Written problem:
All the data below goes into the copy word for word, but the pictures don't.

Data for the task:

○ ○ ○ ○ ○

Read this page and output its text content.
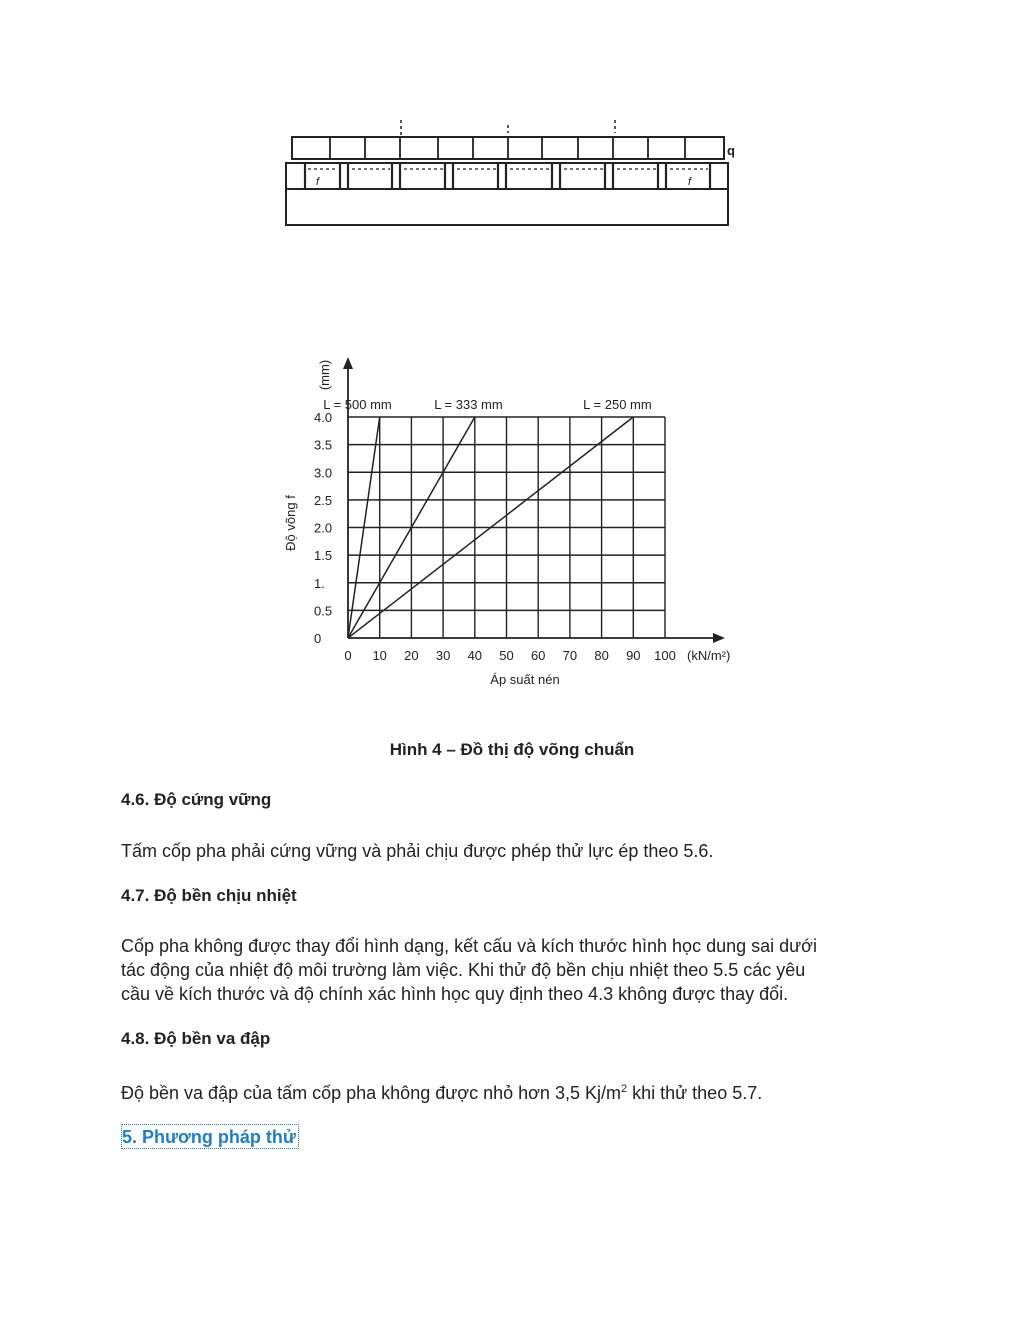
q
f	f
0 10 20 30 40 50 60 70 80 90 100
0
0.5
1.
1.5
2.0
2.5
3.0
3.5
4.0
L = 500 mm	L = 333 mm	L = 250 mm
(kN/m²)
Áp suất nén
(mm)
Độ võng f
Hình 4 – Đồ thị độ võng chuẩn
4.6. Độ cứng vững
Tấm cốp pha phải cứng vững và phải chịu được phép thử lực ép theo 5.6.
4.7. Độ bền chịu nhiệt
Cốp pha không được thay đổi hình dạng, kết cấu và kích thước hình học dung sai dưới
tác động của nhiệt độ môi trường làm việc. Khi thử độ bền chịu nhiệt theo 5.5 các yêu
cầu về kích thước và độ chính xác hình học quy định theo 4.3 không được thay đổi.
4.8. Độ bền va đập
Độ bền va đập của tấm cốp pha không được nhỏ hơn 3,5 $Kj/m^2$ khi thử theo 5.7.
5. Phương pháp thử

○ ○ ○ ○ ○

Solution:
Read this page and output its text content.
q
f	f
0 10 20 30 40 50 60 70 80 90 100
0
0.5
1.
1.5
2.0
2.5
3.0
3.5
4.0
L = 500 mm	L = 333 mm	L = 250 mm
(kN/m²)
Áp suất nén
(mm)
Độ võng f
Hình 4 – Đồ thị độ võng chuẩn
4.6. Độ cứng vững
Tấm cốp pha phải cứng vững và phải chịu được phép thử lực ép theo 5.6.
4.7. Độ bền chịu nhiệt
Cốp pha không được thay đổi hình dạng, kết cấu và kích thước hình học dung sai dưới
tác động của nhiệt độ môi trường làm việc. Khi thử độ bền chịu nhiệt theo 5.5 các yêu
cầu về kích thước và độ chính xác hình học quy định theo 4.3 không được thay đổi.
4.8. Độ bền va đập
Độ bền va đập của tấm cốp pha không được nhỏ hơn 3,5 $Kj/m^2$ khi thử theo 5.7.
5. Phương pháp thử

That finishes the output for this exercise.